──────── QUOTED PASSAGE ────────

Adam Sanford (born 12 July 1975) is a former professional cricketer who played eleven Test matches for the West Indies between 2002 and 2004. He later qualified for the U.S. national team, playing three Twenty20 fixtures for them in 2013.

With the exception of a single first-class match for the Windward Islands in 1997, Sanford's West Indian domestic cricket was played for the Leeward Islands: despite being born in Dominica - a member of the Windward Islands Cricket Board of Control -, he lived ten years and served as a policeman in Antigua and Barbuda, which also he represented once. Sanford played 11 Test matches for the West Indies, taking 15 wickets in five Tests in the 2001–02 home series against India, when he became the first indigenous Carib to play for the West Indies. He also went on a tour of New Zealand in June 2002, but after taking five wickets in two Tests including a bowling analysis of one for 101 in the final match, he was dropped for the tour of India the following season.

────────

### [STATED TASK 1]
Decide whether each statement agrees with the passage about Adam Sanford: (a) He played eleven Test matches for the West Indies between 2002 and 2004. (b) He was born in Antigua. (c) After the New Zealand tour, he was picked for the tour of India the following season. For each, answer yes or no and quote the passage's deciding words.
These rows are unrelated to the passage about Adam Sanford.

──────── MATERIALS PROVIDED ────────

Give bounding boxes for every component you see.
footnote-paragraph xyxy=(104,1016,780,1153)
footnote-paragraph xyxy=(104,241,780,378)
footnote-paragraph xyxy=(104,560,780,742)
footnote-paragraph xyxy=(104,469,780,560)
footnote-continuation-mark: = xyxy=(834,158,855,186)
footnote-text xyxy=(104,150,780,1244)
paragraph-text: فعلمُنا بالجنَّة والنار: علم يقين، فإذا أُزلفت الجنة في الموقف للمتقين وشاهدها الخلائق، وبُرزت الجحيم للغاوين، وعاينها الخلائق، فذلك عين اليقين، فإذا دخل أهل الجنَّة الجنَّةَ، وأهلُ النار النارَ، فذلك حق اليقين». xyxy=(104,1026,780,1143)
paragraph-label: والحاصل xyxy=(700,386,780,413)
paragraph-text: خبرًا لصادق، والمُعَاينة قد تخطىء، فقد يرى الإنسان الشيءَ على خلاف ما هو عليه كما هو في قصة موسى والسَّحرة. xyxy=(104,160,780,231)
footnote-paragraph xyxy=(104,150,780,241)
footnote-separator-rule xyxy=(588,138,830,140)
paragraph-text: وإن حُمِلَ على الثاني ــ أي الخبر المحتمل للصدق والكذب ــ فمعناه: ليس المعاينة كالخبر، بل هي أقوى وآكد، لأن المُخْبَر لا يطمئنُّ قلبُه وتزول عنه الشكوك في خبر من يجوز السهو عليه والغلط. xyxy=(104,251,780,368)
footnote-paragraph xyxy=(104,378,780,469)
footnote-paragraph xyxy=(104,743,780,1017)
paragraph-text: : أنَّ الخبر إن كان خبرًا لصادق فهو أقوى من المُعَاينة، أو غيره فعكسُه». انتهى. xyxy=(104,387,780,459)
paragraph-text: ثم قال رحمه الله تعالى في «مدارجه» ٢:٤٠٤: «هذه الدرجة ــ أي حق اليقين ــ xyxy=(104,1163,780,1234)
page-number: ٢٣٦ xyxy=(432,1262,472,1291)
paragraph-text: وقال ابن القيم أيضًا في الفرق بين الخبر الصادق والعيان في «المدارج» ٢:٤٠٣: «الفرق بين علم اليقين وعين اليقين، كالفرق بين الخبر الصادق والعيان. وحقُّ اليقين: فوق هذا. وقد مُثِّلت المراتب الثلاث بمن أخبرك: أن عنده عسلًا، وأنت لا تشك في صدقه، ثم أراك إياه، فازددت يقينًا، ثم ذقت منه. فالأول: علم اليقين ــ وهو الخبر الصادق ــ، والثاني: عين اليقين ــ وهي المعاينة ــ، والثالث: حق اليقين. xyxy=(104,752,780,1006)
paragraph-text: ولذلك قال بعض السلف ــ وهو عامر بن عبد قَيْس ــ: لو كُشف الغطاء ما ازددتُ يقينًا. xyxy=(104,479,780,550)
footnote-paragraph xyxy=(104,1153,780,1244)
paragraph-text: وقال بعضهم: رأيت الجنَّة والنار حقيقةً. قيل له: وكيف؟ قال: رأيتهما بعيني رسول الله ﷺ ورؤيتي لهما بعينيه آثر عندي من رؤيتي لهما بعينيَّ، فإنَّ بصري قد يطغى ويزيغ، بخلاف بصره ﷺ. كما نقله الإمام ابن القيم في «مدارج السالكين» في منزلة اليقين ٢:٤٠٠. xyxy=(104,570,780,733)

────────

### [STATED TASK 2]
Edit the rows running from the first row through the row holding "footnote-text xyxy=(104,150,780,1244)", inclusive, replacing "footnote-paragraph" with "footnote-block" and changing nothing else. Give only those rows.

### [RESPONSE 1]
(a) Yes: "played eleven Test matches for the West Indies between 2002 and 2004"
(b) No: "despite being born in Dominica"
(c) No: "he was dropped for the tour of India the following season"

### [RESPONSE 2]
Give bounding boxes for every component you see.
footnote-block xyxy=(104,1016,780,1153)
footnote-block xyxy=(104,241,780,378)
footnote-block xyxy=(104,560,780,742)
footnote-block xyxy=(104,469,780,560)
footnote-continuation-mark: = xyxy=(834,158,855,186)
footnote-text xyxy=(104,150,780,1244)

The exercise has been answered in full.